### DO THIS
Below are records; work out how many of their lines contain "text" and give only that number.
↓↓↓
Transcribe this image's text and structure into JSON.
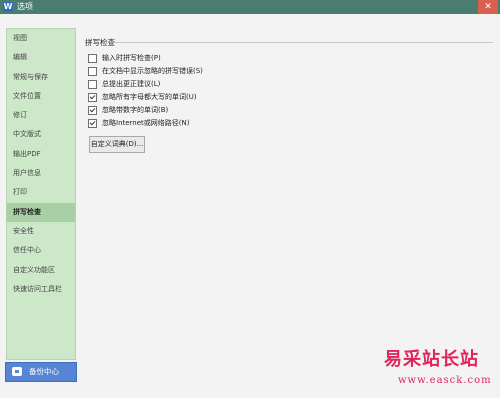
{
  "window": {
    "title": "选项",
    "app_icon": "W"
  },
  "sidebar": {
    "items": [
      {
        "label": "视图"
      },
      {
        "label": "编辑"
      },
      {
        "label": "常规与保存"
      },
      {
        "label": "文件位置"
      },
      {
        "label": "修订"
      },
      {
        "label": "中文版式"
      },
      {
        "label": "输出PDF"
      },
      {
        "label": "用户信息"
      },
      {
        "label": "打印"
      },
      {
        "label": "拼写检查",
        "active": true
      },
      {
        "label": "安全性"
      },
      {
        "label": "信任中心"
      },
      {
        "label": "自定义功能区"
      },
      {
        "label": "快速访问工具栏"
      }
    ],
    "backup_label": "备份中心"
  },
  "main": {
    "section_title": "拼写检查",
    "options": [
      {
        "label": "输入时拼写检查(P)",
        "checked": false
      },
      {
        "label": "在文档中显示忽略的拼写错误(S)",
        "checked": false
      },
      {
        "label": "总提出更正建议(L)",
        "checked": false
      },
      {
        "label": "忽略所有字母都大写的单词(U)",
        "checked": true
      },
      {
        "label": "忽略带数字的单词(B)",
        "checked": true
      },
      {
        "label": "忽略Internet或网络路径(N)",
        "checked": true
      }
    ],
    "custom_dict_label": "自定义词典(D)..."
  },
  "watermark": {
    "text": "易采站长站",
    "url": "www.easck.com"
  },
  "colors": {
    "titlebar": "#4a7d70",
    "sidebar": "#cde8c9",
    "accent": "#5585d4",
    "watermark": "#e0245e"
  }
}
↑↑↑
### TASK OUTPUT
2